**Problem**. Exactly as written, print each record in the listing.

**Source records**.
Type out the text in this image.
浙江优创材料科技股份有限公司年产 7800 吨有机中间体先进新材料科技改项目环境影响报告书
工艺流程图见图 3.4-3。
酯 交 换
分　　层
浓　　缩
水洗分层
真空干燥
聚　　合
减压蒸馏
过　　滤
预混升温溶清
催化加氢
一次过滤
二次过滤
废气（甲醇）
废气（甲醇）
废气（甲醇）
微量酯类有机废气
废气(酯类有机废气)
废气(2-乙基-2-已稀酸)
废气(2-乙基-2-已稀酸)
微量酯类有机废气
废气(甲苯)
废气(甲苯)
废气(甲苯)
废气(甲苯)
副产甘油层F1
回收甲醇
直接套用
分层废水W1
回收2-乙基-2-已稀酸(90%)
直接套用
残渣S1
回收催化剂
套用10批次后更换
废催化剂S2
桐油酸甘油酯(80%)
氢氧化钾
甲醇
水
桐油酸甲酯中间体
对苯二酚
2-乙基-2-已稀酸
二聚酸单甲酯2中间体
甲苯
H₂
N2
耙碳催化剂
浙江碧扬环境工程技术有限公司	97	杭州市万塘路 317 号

**Full response**.
Type out the text in this image.
浙江优创材料科技股份有限公司年产 7800 吨有机中间体先进新材料科技改项目环境影响报告书
工艺流程图见图 3.4-3。
酯 交 换
分　　层
浓　　缩
水洗分层
真空干燥
聚　　合
减压蒸馏
过　　滤
预混升温溶清
催化加氢
一次过滤
二次过滤
废气（甲醇）
废气（甲醇）
废气（甲醇）
微量酯类有机废气
废气(酯类有机废气)
废气(2-乙基-2-已稀酸)
废气(2-乙基-2-已稀酸)
微量酯类有机废气
废气(甲苯)
废气(甲苯)
废气(甲苯)
废气(甲苯)
副产甘油层F1
回收甲醇
直接套用
分层废水W1
回收2-乙基-2-已稀酸(90%)
直接套用
残渣S1
回收催化剂
套用10批次后更换
废催化剂S2
桐油酸甘油酯(80%)
氢氧化钾
甲醇
水
桐油酸甲酯中间体
对苯二酚
2-乙基-2-已稀酸
二聚酸单甲酯2中间体
甲苯
H₂
N2
耙碳催化剂
浙江碧扬环境工程技术有限公司	97	杭州市万塘路 317 号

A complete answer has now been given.